Items from a data source:
>> BEGIN
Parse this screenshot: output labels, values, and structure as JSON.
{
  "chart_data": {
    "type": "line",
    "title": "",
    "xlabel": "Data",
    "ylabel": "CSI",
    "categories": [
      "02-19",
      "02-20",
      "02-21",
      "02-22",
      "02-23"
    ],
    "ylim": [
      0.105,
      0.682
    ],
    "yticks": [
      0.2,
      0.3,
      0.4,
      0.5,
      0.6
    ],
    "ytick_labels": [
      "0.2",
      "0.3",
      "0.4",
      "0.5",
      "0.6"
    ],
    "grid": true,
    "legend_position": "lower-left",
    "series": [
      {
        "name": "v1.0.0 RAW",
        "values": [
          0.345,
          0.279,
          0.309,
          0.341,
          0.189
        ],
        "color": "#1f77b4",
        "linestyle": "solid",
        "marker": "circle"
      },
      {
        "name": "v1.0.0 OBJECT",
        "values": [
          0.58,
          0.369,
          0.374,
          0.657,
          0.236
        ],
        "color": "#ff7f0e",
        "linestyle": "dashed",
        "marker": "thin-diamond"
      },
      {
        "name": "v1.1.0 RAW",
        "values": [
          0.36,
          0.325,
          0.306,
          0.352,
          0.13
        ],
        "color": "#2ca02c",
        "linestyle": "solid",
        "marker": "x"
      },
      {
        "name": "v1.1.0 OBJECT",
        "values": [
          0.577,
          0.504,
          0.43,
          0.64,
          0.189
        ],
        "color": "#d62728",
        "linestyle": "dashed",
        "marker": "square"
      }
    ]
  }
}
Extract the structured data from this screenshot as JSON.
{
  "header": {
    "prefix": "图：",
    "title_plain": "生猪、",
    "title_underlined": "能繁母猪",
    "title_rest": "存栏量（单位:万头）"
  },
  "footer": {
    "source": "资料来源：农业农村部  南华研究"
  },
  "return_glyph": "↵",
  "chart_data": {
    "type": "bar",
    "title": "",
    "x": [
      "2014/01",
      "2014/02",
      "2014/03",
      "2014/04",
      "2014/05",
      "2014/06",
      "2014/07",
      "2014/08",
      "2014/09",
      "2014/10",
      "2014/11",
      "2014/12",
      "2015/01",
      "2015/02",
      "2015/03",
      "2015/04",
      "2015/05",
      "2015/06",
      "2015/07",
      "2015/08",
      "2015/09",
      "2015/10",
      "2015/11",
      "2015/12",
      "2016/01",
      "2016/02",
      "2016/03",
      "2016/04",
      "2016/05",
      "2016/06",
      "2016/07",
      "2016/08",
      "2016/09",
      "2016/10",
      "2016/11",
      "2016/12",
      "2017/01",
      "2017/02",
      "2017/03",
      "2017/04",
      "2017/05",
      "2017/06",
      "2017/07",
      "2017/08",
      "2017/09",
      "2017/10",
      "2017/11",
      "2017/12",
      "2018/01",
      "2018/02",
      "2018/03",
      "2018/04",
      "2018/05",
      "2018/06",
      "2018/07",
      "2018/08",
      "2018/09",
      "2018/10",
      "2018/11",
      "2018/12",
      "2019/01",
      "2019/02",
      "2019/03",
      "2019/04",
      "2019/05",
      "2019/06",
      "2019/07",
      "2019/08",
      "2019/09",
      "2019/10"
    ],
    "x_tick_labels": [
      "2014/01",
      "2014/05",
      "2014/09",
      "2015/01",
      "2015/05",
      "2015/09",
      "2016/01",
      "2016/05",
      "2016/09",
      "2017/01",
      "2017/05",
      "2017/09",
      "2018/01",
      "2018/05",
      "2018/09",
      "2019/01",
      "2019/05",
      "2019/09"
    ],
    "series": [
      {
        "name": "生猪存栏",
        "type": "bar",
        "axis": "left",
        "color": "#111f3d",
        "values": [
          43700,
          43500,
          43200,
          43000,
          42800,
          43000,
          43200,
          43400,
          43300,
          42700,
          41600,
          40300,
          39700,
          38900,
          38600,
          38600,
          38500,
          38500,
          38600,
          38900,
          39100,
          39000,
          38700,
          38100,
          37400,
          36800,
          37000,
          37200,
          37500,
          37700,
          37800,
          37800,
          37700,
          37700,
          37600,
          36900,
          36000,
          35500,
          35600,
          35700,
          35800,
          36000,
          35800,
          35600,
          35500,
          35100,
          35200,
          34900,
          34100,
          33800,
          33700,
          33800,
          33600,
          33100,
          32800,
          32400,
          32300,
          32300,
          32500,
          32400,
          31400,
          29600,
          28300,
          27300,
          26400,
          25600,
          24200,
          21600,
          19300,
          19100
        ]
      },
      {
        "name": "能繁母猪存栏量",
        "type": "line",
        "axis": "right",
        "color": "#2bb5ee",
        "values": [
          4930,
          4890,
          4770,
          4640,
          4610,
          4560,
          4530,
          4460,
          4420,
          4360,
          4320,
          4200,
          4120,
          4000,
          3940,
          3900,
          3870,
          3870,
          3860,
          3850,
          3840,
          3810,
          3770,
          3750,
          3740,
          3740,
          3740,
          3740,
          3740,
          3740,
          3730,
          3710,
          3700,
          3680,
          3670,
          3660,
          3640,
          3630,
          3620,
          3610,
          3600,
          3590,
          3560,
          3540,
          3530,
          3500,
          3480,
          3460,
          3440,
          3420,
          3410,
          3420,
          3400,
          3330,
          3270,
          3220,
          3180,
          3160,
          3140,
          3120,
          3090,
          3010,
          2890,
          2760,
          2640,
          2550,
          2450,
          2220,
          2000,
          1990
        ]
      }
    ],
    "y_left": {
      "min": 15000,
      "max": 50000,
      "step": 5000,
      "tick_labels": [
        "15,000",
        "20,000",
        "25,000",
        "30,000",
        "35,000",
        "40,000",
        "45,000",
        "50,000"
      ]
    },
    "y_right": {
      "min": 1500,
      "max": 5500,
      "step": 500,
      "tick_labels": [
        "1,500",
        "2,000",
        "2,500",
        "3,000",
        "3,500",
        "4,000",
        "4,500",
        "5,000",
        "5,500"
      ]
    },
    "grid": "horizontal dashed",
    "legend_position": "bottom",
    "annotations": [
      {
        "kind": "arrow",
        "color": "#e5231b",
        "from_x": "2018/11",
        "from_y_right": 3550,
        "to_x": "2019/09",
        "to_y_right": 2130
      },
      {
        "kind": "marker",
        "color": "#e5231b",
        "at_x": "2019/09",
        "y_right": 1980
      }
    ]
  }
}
>> END
What the exercise asks:
Restate the whole of the material exactly.

In response:
Parse this screenshot: output labels, values, and structure as JSON.
{
  "chart_data": {
    "type": "line",
    "title": "",
    "xlabel": "Data",
    "ylabel": "CSI",
    "categories": [
      "02-19",
      "02-20",
      "02-21",
      "02-22",
      "02-23"
    ],
    "ylim": [
      0.105,
      0.682
    ],
    "yticks": [
      0.2,
      0.3,
      0.4,
      0.5,
      0.6
    ],
    "ytick_labels": [
      "0.2",
      "0.3",
      "0.4",
      "0.5",
      "0.6"
    ],
    "grid": true,
    "legend_position": "lower-left",
    "series": [
      {
        "name": "v1.0.0 RAW",
        "values": [
          0.345,
          0.279,
          0.309,
          0.341,
          0.189
        ],
        "color": "#1f77b4",
        "linestyle": "solid",
        "marker": "circle"
      },
      {
        "name": "v1.0.0 OBJECT",
        "values": [
          0.58,
          0.369,
          0.374,
          0.657,
          0.236
        ],
        "color": "#ff7f0e",
        "linestyle": "dashed",
        "marker": "thin-diamond"
      },
      {
        "name": "v1.1.0 RAW",
        "values": [
          0.36,
          0.325,
          0.306,
          0.352,
          0.13
        ],
        "color": "#2ca02c",
        "linestyle": "solid",
        "marker": "x"
      },
      {
        "name": "v1.1.0 OBJECT",
        "values": [
          0.577,
          0.504,
          0.43,
          0.64,
          0.189
        ],
        "color": "#d62728",
        "linestyle": "dashed",
        "marker": "square"
      }
    ]
  }
}
Extract the structured data from this screenshot as JSON.
{
  "header": {
    "prefix": "图：",
    "title_plain": "生猪、",
    "title_underlined": "能繁母猪",
    "title_rest": "存栏量（单位:万头）"
  },
  "footer": {
    "source": "资料来源：农业农村部  南华研究"
  },
  "return_glyph": "↵",
  "chart_data": {
    "type": "bar",
    "title": "",
    "x": [
      "2014/01",
      "2014/02",
      "2014/03",
      "2014/04",
      "2014/05",
      "2014/06",
      "2014/07",
      "2014/08",
      "2014/09",
      "2014/10",
      "2014/11",
      "2014/12",
      "2015/01",
      "2015/02",
      "2015/03",
      "2015/04",
      "2015/05",
      "2015/06",
      "2015/07",
      "2015/08",
      "2015/09",
      "2015/10",
      "2015/11",
      "2015/12",
      "2016/01",
      "2016/02",
      "2016/03",
      "2016/04",
      "2016/05",
      "2016/06",
      "2016/07",
      "2016/08",
      "2016/09",
      "2016/10",
      "2016/11",
      "2016/12",
      "2017/01",
      "2017/02",
      "2017/03",
      "2017/04",
      "2017/05",
      "2017/06",
      "2017/07",
      "2017/08",
      "2017/09",
      "2017/10",
      "2017/11",
      "2017/12",
      "2018/01",
      "2018/02",
      "2018/03",
      "2018/04",
      "2018/05",
      "2018/06",
      "2018/07",
      "2018/08",
      "2018/09",
      "2018/10",
      "2018/11",
      "2018/12",
      "2019/01",
      "2019/02",
      "2019/03",
      "2019/04",
      "2019/05",
      "2019/06",
      "2019/07",
      "2019/08",
      "2019/09",
      "2019/10"
    ],
    "x_tick_labels": [
      "2014/01",
      "2014/05",
      "2014/09",
      "2015/01",
      "2015/05",
      "2015/09",
      "2016/01",
      "2016/05",
      "2016/09",
      "2017/01",
      "2017/05",
      "2017/09",
      "2018/01",
      "2018/05",
      "2018/09",
      "2019/01",
      "2019/05",
      "2019/09"
    ],
    "series": [
      {
        "name": "生猪存栏",
        "type": "bar",
        "axis": "left",
        "color": "#111f3d",
        "values": [
          43700,
          43500,
          43200,
          43000,
          42800,
          43000,
          43200,
          43400,
          43300,
          42700,
          41600,
          40300,
          39700,
          38900,
          38600,
          38600,
          38500,
          38500,
          38600,
          38900,
          39100,
          39000,
          38700,
          38100,
          37400,
          36800,
          37000,
          37200,
          37500,
          37700,
          37800,
          37800,
          37700,
          37700,
          37600,
          36900,
          36000,
          35500,
          35600,
          35700,
          35800,
          36000,
          35800,
          35600,
          35500,
          35100,
          35200,
          34900,
          34100,
          33800,
          33700,
          33800,
          33600,
          33100,
          32800,
          32400,
          32300,
          32300,
          32500,
          32400,
          31400,
          29600,
          28300,
          27300,
          26400,
          25600,
          24200,
          21600,
          19300,
          19100
        ]
      },
      {
        "name": "能繁母猪存栏量",
        "type": "line",
        "axis": "right",
        "color": "#2bb5ee",
        "values": [
          4930,
          4890,
          4770,
          4640,
          4610,
          4560,
          4530,
          4460,
          4420,
          4360,
          4320,
          4200,
          4120,
          4000,
          3940,
          3900,
          3870,
          3870,
          3860,
          3850,
          3840,
          3810,
          3770,
          3750,
          3740,
          3740,
          3740,
          3740,
          3740,
          3740,
          3730,
          3710,
          3700,
          3680,
          3670,
          3660,
          3640,
          3630,
          3620,
          3610,
          3600,
          3590,
          3560,
          3540,
          3530,
          3500,
          3480,
          3460,
          3440,
          3420,
          3410,
          3420,
          3400,
          3330,
          3270,
          3220,
          3180,
          3160,
          3140,
          3120,
          3090,
          3010,
          2890,
          2760,
          2640,
          2550,
          2450,
          2220,
          2000,
          1990
        ]
      }
    ],
    "y_left": {
      "min": 15000,
      "max": 50000,
      "step": 5000,
      "tick_labels": [
        "15,000",
        "20,000",
        "25,000",
        "30,000",
        "35,000",
        "40,000",
        "45,000",
        "50,000"
      ]
    },
    "y_right": {
      "min": 1500,
      "max": 5500,
      "step": 500,
      "tick_labels": [
        "1,500",
        "2,000",
        "2,500",
        "3,000",
        "3,500",
        "4,000",
        "4,500",
        "5,000",
        "5,500"
      ]
    },
    "grid": "horizontal dashed",
    "legend_position": "bottom",
    "annotations": [
      {
        "kind": "arrow",
        "color": "#e5231b",
        "from_x": "2018/11",
        "from_y_right": 3550,
        "to_x": "2019/09",
        "to_y_right": 2130
      },
      {
        "kind": "marker",
        "color": "#e5231b",
        "at_x": "2019/09",
        "y_right": 1980
      }
    ]
  }
}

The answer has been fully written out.